>> Begin Given data
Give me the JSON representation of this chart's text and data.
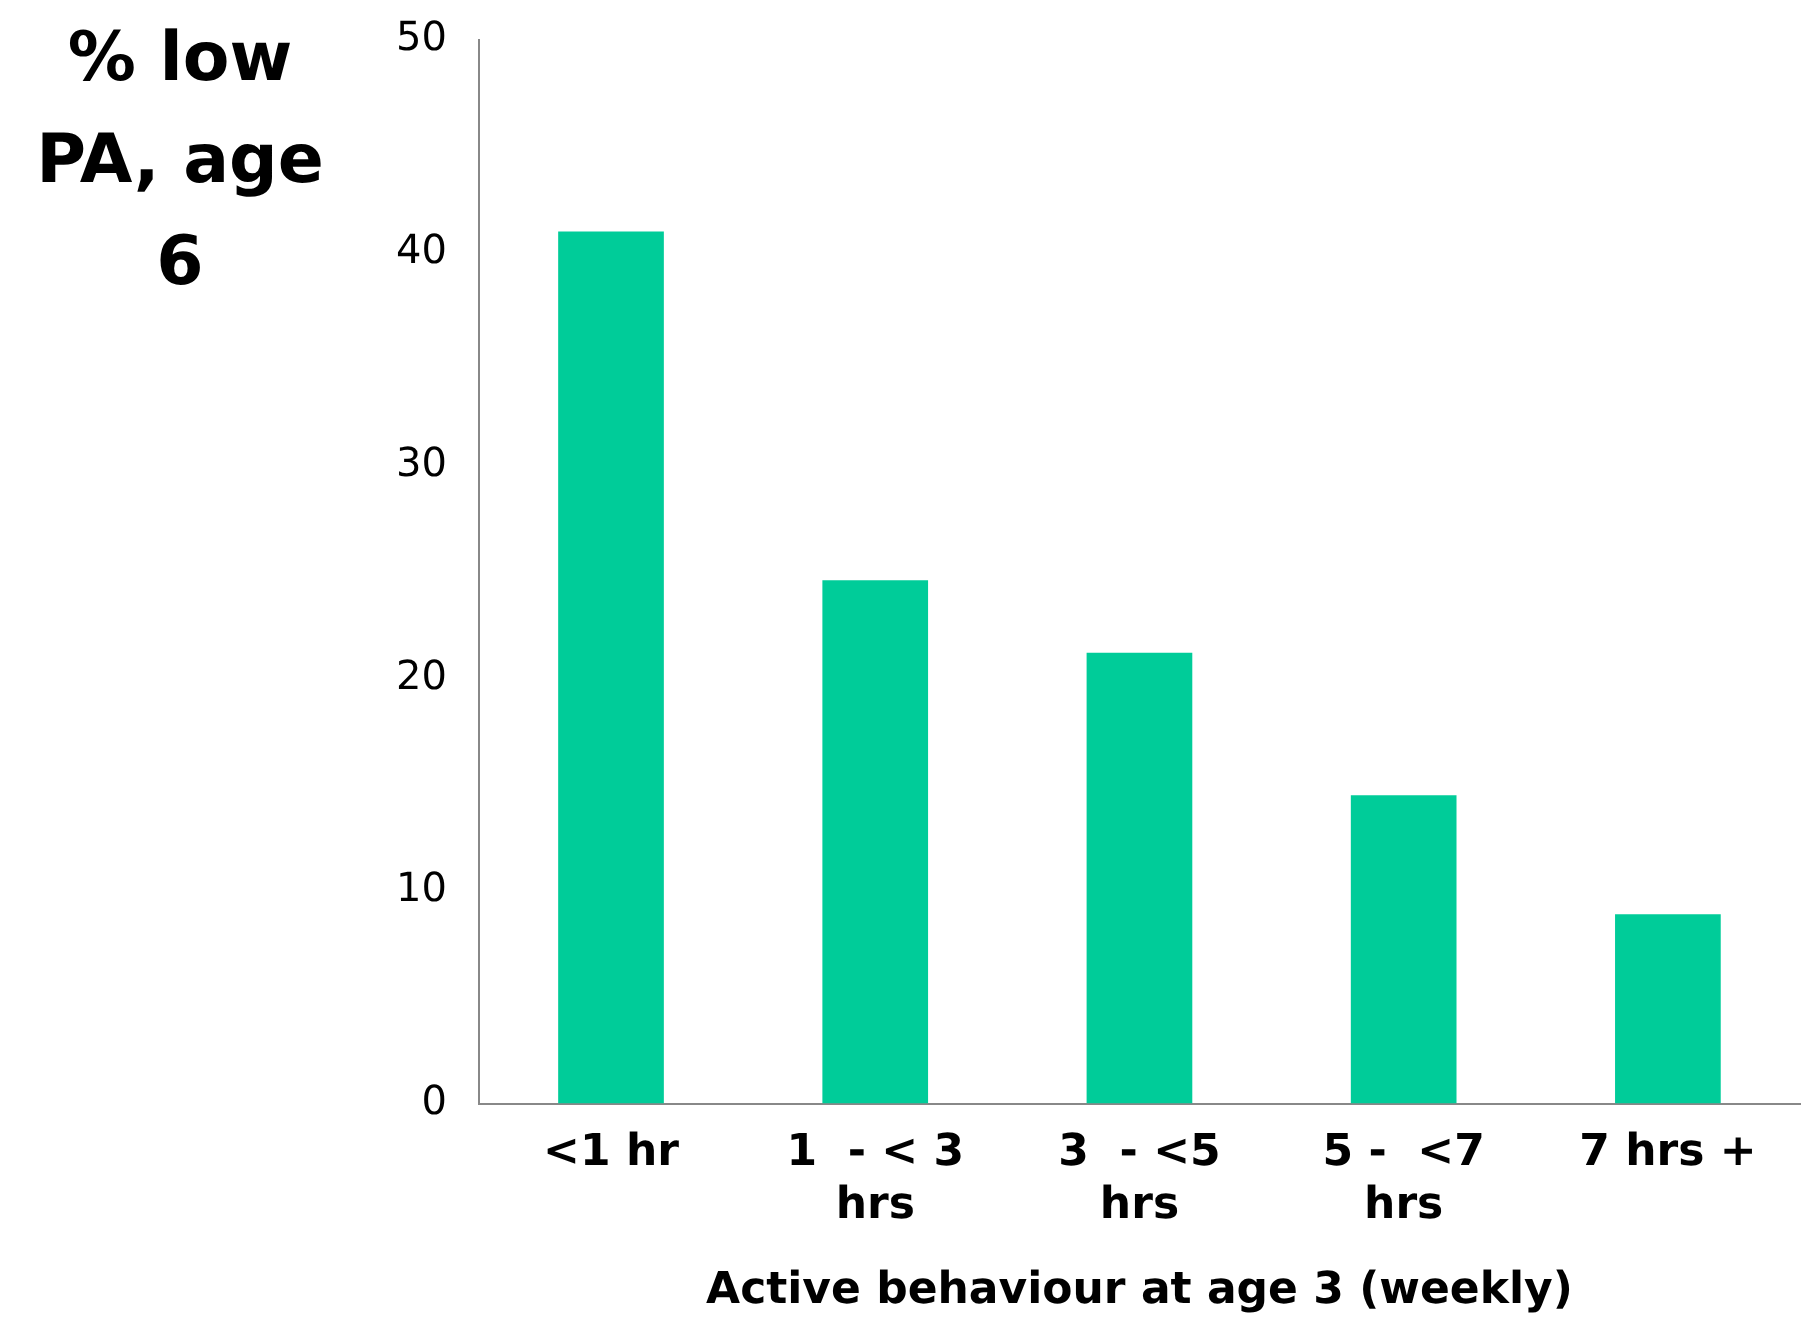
{
  "chart_data": {
    "type": "bar",
    "ylabel": "% low PA, age 6",
    "xlabel": "Active behaviour at age 3 (weekly)",
    "categories": [
      "<1 hr",
      "1  - < 3 hrs",
      "3  - <5 hrs",
      "5 -  <7 hrs",
      "7 hrs +"
    ],
    "values": [
      41,
      24.6,
      21.2,
      14.5,
      8.9
    ],
    "color": "#00cc99",
    "ylim": [
      0,
      50
    ],
    "yticks": [
      0,
      10,
      20,
      30,
      40,
      50
    ],
    "grid": false,
    "legend": false
  }
}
>> End Given data
* Aim *
Reproduce the data above in full, exactly as it is, with the pictures left out.

* Reply *
Give me the JSON representation of this chart's text and data.
{
  "chart_data": {
    "type": "bar",
    "ylabel": "% low PA, age 6",
    "xlabel": "Active behaviour at age 3 (weekly)",
    "categories": [
      "<1 hr",
      "1  - < 3 hrs",
      "3  - <5 hrs",
      "5 -  <7 hrs",
      "7 hrs +"
    ],
    "values": [
      41,
      24.6,
      21.2,
      14.5,
      8.9
    ],
    "color": "#00cc99",
    "ylim": [
      0,
      50
    ],
    "yticks": [
      0,
      10,
      20,
      30,
      40,
      50
    ],
    "grid": false,
    "legend": false
  }
}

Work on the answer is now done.